■ **ENTRIES PROVIDED**
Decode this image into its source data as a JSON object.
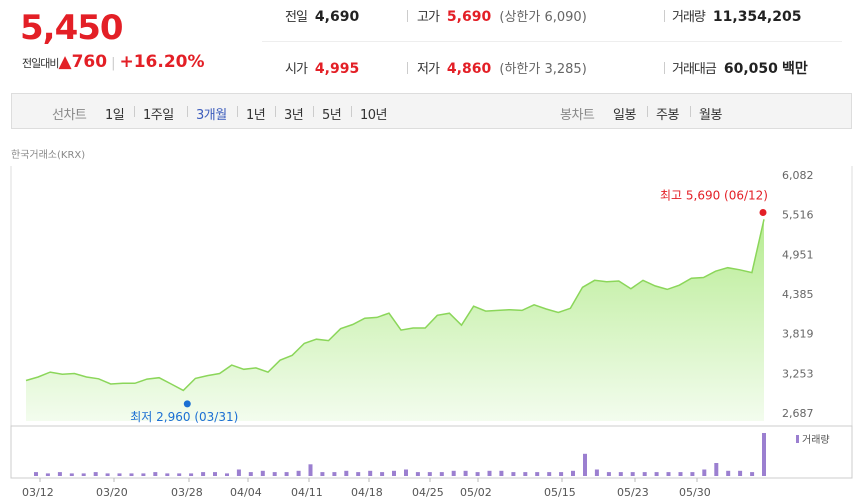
{
  "price": "5,450",
  "change": {
    "label": "전일대비",
    "arrow": "▲",
    "amount": "760",
    "percent": "+16.20%"
  },
  "stats": {
    "prev_close": {
      "label": "전일",
      "value": "4,690"
    },
    "high": {
      "label": "고가",
      "value": "5,690",
      "sub_label": "상한가",
      "sub_value": "6,090"
    },
    "volume": {
      "label": "거래량",
      "value": "11,354,205"
    },
    "open": {
      "label": "시가",
      "value": "4,995"
    },
    "low": {
      "label": "저가",
      "value": "4,860",
      "sub_label": "하한가",
      "sub_value": "3,285"
    },
    "trade_value": {
      "label": "거래대금",
      "value": "60,050",
      "unit": "백만"
    }
  },
  "tabs": {
    "line_label": "선차트",
    "line_periods": [
      "1일",
      "1주일",
      "3개월",
      "1년",
      "3년",
      "5년",
      "10년"
    ],
    "active_period": "3개월",
    "candle_label": "봉차트",
    "candle_periods": [
      "일봉",
      "주봉",
      "월봉"
    ]
  },
  "source": "한국거래소(KRX)",
  "colors": {
    "up": "#e31f26",
    "active_tab": "#3c5cbc",
    "line": "#8bd65a",
    "volume": "#9b7fd0",
    "low_marker": "#1b6fd3"
  },
  "chart_data": {
    "type": "area",
    "title": "",
    "x_tick_labels": [
      "03/12",
      "03/20",
      "03/28",
      "04/04",
      "04/11",
      "04/18",
      "04/25",
      "05/02",
      "05/15",
      "05/23",
      "05/30"
    ],
    "y_tick_labels": [
      "6,082",
      "5,516",
      "4,951",
      "4,385",
      "3,819",
      "3,253",
      "2,687"
    ],
    "ylim": [
      2687,
      6082
    ],
    "price_series": [
      3150,
      3200,
      3270,
      3240,
      3250,
      3200,
      3175,
      3100,
      3110,
      3110,
      3170,
      3190,
      3100,
      3010,
      3180,
      3220,
      3250,
      3370,
      3310,
      3330,
      3270,
      3440,
      3510,
      3680,
      3740,
      3720,
      3890,
      3950,
      4040,
      4050,
      4110,
      3870,
      3900,
      3900,
      4080,
      4110,
      3940,
      4210,
      4140,
      4150,
      4160,
      4150,
      4230,
      4170,
      4120,
      4180,
      4480,
      4580,
      4560,
      4570,
      4460,
      4580,
      4500,
      4450,
      4510,
      4610,
      4620,
      4710,
      4760,
      4730,
      4690,
      5450
    ],
    "volume_series": [
      3,
      2,
      3,
      2,
      2,
      3,
      2,
      2,
      2,
      2,
      3,
      2,
      2,
      2,
      3,
      3,
      2,
      5,
      3,
      4,
      3,
      3,
      4,
      9,
      3,
      3,
      4,
      3,
      4,
      3,
      4,
      5,
      3,
      3,
      3,
      4,
      4,
      3,
      4,
      4,
      3,
      3,
      3,
      3,
      3,
      4,
      17,
      5,
      3,
      3,
      3,
      3,
      3,
      3,
      3,
      3,
      5,
      10,
      4,
      4,
      3,
      33
    ],
    "annotations": {
      "high": {
        "text": "최고 5,690 (06/12)",
        "value": 5690
      },
      "low": {
        "text": "최저 2,960 (03/31)",
        "value": 2960
      }
    },
    "volume_legend": "거래량",
    "grid": false
  }
}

■ **AIM OF THE EXERCISE**
Pictures in the records above are left out; print everything else exactly as written.

■ **EXPECTED ANSWER**
Decode this image into its source data as a JSON object.
{
  "price": "5,450",
  "change": {
    "label": "전일대비",
    "arrow": "▲",
    "amount": "760",
    "percent": "+16.20%"
  },
  "stats": {
    "prev_close": {
      "label": "전일",
      "value": "4,690"
    },
    "high": {
      "label": "고가",
      "value": "5,690",
      "sub_label": "상한가",
      "sub_value": "6,090"
    },
    "volume": {
      "label": "거래량",
      "value": "11,354,205"
    },
    "open": {
      "label": "시가",
      "value": "4,995"
    },
    "low": {
      "label": "저가",
      "value": "4,860",
      "sub_label": "하한가",
      "sub_value": "3,285"
    },
    "trade_value": {
      "label": "거래대금",
      "value": "60,050",
      "unit": "백만"
    }
  },
  "tabs": {
    "line_label": "선차트",
    "line_periods": [
      "1일",
      "1주일",
      "3개월",
      "1년",
      "3년",
      "5년",
      "10년"
    ],
    "active_period": "3개월",
    "candle_label": "봉차트",
    "candle_periods": [
      "일봉",
      "주봉",
      "월봉"
    ]
  },
  "source": "한국거래소(KRX)",
  "colors": {
    "up": "#e31f26",
    "active_tab": "#3c5cbc",
    "line": "#8bd65a",
    "volume": "#9b7fd0",
    "low_marker": "#1b6fd3"
  },
  "chart_data": {
    "type": "area",
    "title": "",
    "x_tick_labels": [
      "03/12",
      "03/20",
      "03/28",
      "04/04",
      "04/11",
      "04/18",
      "04/25",
      "05/02",
      "05/15",
      "05/23",
      "05/30"
    ],
    "y_tick_labels": [
      "6,082",
      "5,516",
      "4,951",
      "4,385",
      "3,819",
      "3,253",
      "2,687"
    ],
    "ylim": [
      2687,
      6082
    ],
    "price_series": [
      3150,
      3200,
      3270,
      3240,
      3250,
      3200,
      3175,
      3100,
      3110,
      3110,
      3170,
      3190,
      3100,
      3010,
      3180,
      3220,
      3250,
      3370,
      3310,
      3330,
      3270,
      3440,
      3510,
      3680,
      3740,
      3720,
      3890,
      3950,
      4040,
      4050,
      4110,
      3870,
      3900,
      3900,
      4080,
      4110,
      3940,
      4210,
      4140,
      4150,
      4160,
      4150,
      4230,
      4170,
      4120,
      4180,
      4480,
      4580,
      4560,
      4570,
      4460,
      4580,
      4500,
      4450,
      4510,
      4610,
      4620,
      4710,
      4760,
      4730,
      4690,
      5450
    ],
    "volume_series": [
      3,
      2,
      3,
      2,
      2,
      3,
      2,
      2,
      2,
      2,
      3,
      2,
      2,
      2,
      3,
      3,
      2,
      5,
      3,
      4,
      3,
      3,
      4,
      9,
      3,
      3,
      4,
      3,
      4,
      3,
      4,
      5,
      3,
      3,
      3,
      4,
      4,
      3,
      4,
      4,
      3,
      3,
      3,
      3,
      3,
      4,
      17,
      5,
      3,
      3,
      3,
      3,
      3,
      3,
      3,
      3,
      5,
      10,
      4,
      4,
      3,
      33
    ],
    "annotations": {
      "high": {
        "text": "최고 5,690 (06/12)",
        "value": 5690
      },
      "low": {
        "text": "최저 2,960 (03/31)",
        "value": 2960
      }
    },
    "volume_legend": "거래량",
    "grid": false
  }
}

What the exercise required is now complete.